◆ **Task objective**
Write out all the entries word for word and omit any pictures.

==== Available records

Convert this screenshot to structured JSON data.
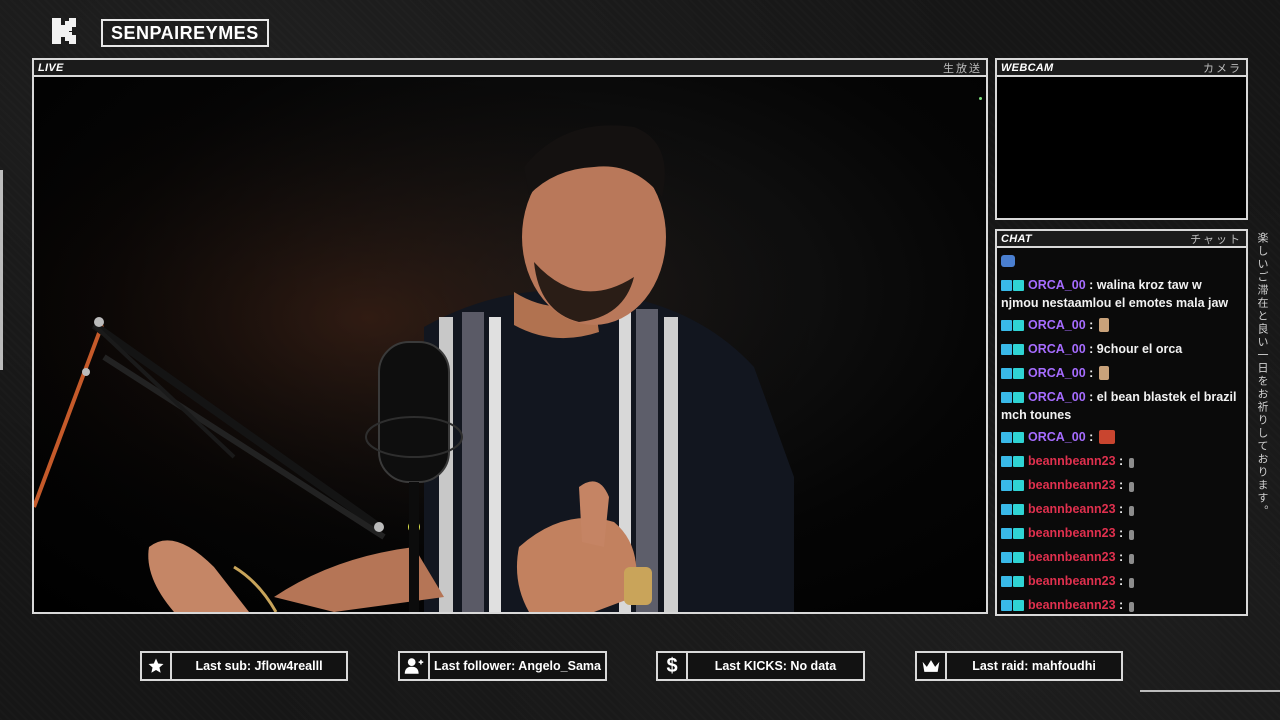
{
  "header": {
    "channel_name": "SENPAIREYMES"
  },
  "live": {
    "title": "LIVE",
    "jp_label": "生放送"
  },
  "webcam": {
    "title": "WEBCAM",
    "jp_label": "カメラ"
  },
  "chat": {
    "title": "CHAT",
    "jp_label": "チャット",
    "messages": [
      {
        "user": "ORCA_00",
        "text": ": walina kroz taw w njmou nestaamlou el emotes mala jaw",
        "emote": ""
      },
      {
        "user": "ORCA_00",
        "text": ":",
        "emote": "peach"
      },
      {
        "user": "ORCA_00",
        "text": ": 9chour el orca",
        "emote": ""
      },
      {
        "user": "ORCA_00",
        "text": ":",
        "emote": "peach"
      },
      {
        "user": "ORCA_00",
        "text": ": el bean blastek el brazil mch tounes",
        "emote": ""
      },
      {
        "user": "ORCA_00",
        "text": ":",
        "emote": "red"
      },
      {
        "user": "beannbeann23",
        "text": ":",
        "emote": "small"
      },
      {
        "user": "beannbeann23",
        "text": ":",
        "emote": "small"
      },
      {
        "user": "beannbeann23",
        "text": ":",
        "emote": "small"
      },
      {
        "user": "beannbeann23",
        "text": ":",
        "emote": "small"
      },
      {
        "user": "beannbeann23",
        "text": ":",
        "emote": "small"
      },
      {
        "user": "beannbeann23",
        "text": ":",
        "emote": "small"
      },
      {
        "user": "beannbeann23",
        "text": ":",
        "emote": "small"
      }
    ]
  },
  "side_text": "楽しいご滞在と良い一日をお祈りしております。",
  "stats": {
    "last_sub": "Last sub: Jflow4realll",
    "last_follower": "Last follower: Angelo_Sama",
    "last_kicks": "Last KICKS: No data",
    "last_raid": "Last raid: mahfoudhi"
  },
  "icons": {
    "logo": "kick-logo-icon",
    "sub": "star-icon",
    "follower": "user-plus-icon",
    "kicks": "dollar-icon",
    "raid": "crown-icon"
  },
  "colors": {
    "orca_user": "#a66cff",
    "bean_user": "#e0304e",
    "badge": "#39b9e8"
  }
}
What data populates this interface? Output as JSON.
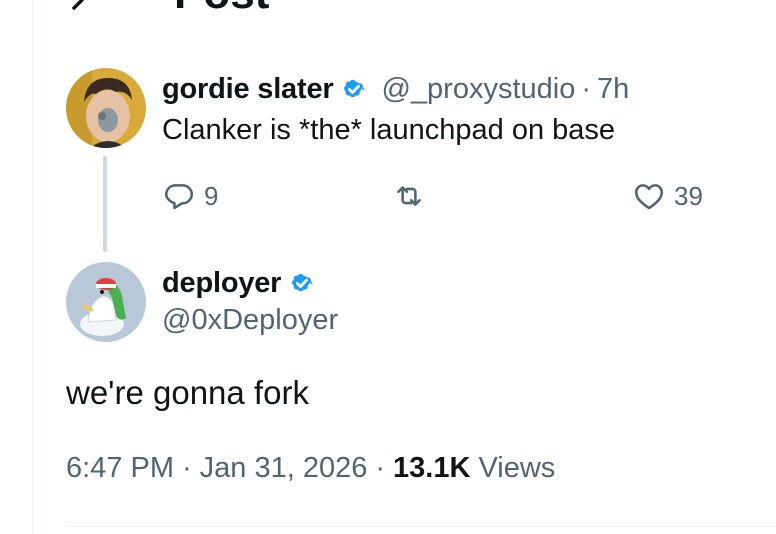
{
  "header": {
    "title": "Post"
  },
  "parent_tweet": {
    "display_name": "gordie slater",
    "handle": "@_proxystudio",
    "separator": "·",
    "time": "7h",
    "text": "Clanker is *the* launchpad on base",
    "replies": "9",
    "likes": "39"
  },
  "main_tweet": {
    "display_name": "deployer",
    "handle": "@0xDeployer",
    "text": "we're gonna fork",
    "time": "6:47 PM",
    "date": "Jan 31, 2026",
    "separator": "·",
    "views_count": "13.1K",
    "views_label": "Views"
  },
  "colors": {
    "verified_blue": "#1d9bf0",
    "text_primary": "#0f1419",
    "text_secondary": "#536471",
    "thread_line": "#cfd9de"
  }
}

========

◆ **The result**
Convert this screenshot to structured JSON data.
{
  "header": {
    "channel_name": "SENPAIREYMES"
  },
  "live": {
    "title": "LIVE",
    "jp_label": "生放送"
  },
  "webcam": {
    "title": "WEBCAM",
    "jp_label": "カメラ"
  },
  "chat": {
    "title": "CHAT",
    "jp_label": "チャット",
    "messages": [
      {
        "user": "ORCA_00",
        "text": ": walina kroz taw w njmou nestaamlou el emotes mala jaw",
        "emote": ""
      },
      {
        "user": "ORCA_00",
        "text": ":",
        "emote": "peach"
      },
      {
        "user": "ORCA_00",
        "text": ": 9chour el orca",
        "emote": ""
      },
      {
        "user": "ORCA_00",
        "text": ":",
        "emote": "peach"
      },
      {
        "user": "ORCA_00",
        "text": ": el bean blastek el brazil mch tounes",
        "emote": ""
      },
      {
        "user": "ORCA_00",
        "text": ":",
        "emote": "red"
      },
      {
        "user": "beannbeann23",
        "text": ":",
        "emote": "small"
      },
      {
        "user": "beannbeann23",
        "text": ":",
        "emote": "small"
      },
      {
        "user": "beannbeann23",
        "text": ":",
        "emote": "small"
      },
      {
        "user": "beannbeann23",
        "text": ":",
        "emote": "small"
      },
      {
        "user": "beannbeann23",
        "text": ":",
        "emote": "small"
      },
      {
        "user": "beannbeann23",
        "text": ":",
        "emote": "small"
      },
      {
        "user": "beannbeann23",
        "text": ":",
        "emote": "small"
      }
    ]
  },
  "side_text": "楽しいご滞在と良い一日をお祈りしております。",
  "stats": {
    "last_sub": "Last sub: Jflow4realll",
    "last_follower": "Last follower: Angelo_Sama",
    "last_kicks": "Last KICKS: No data",
    "last_raid": "Last raid: mahfoudhi"
  },
  "icons": {
    "logo": "kick-logo-icon",
    "sub": "star-icon",
    "follower": "user-plus-icon",
    "kicks": "dollar-icon",
    "raid": "crown-icon"
  },
  "colors": {
    "orca_user": "#a66cff",
    "bean_user": "#e0304e",
    "badge": "#39b9e8"
  }
}
What data populates this interface? Output as JSON.
{
  "header": {
    "title": "Post"
  },
  "parent_tweet": {
    "display_name": "gordie slater",
    "handle": "@_proxystudio",
    "separator": "·",
    "time": "7h",
    "text": "Clanker is *the* launchpad on base",
    "replies": "9",
    "likes": "39"
  },
  "main_tweet": {
    "display_name": "deployer",
    "handle": "@0xDeployer",
    "text": "we're gonna fork",
    "time": "6:47 PM",
    "date": "Jan 31, 2026",
    "separator": "·",
    "views_count": "13.1K",
    "views_label": "Views"
  },
  "colors": {
    "verified_blue": "#1d9bf0",
    "text_primary": "#0f1419",
    "text_secondary": "#536471",
    "thread_line": "#cfd9de"
  }
}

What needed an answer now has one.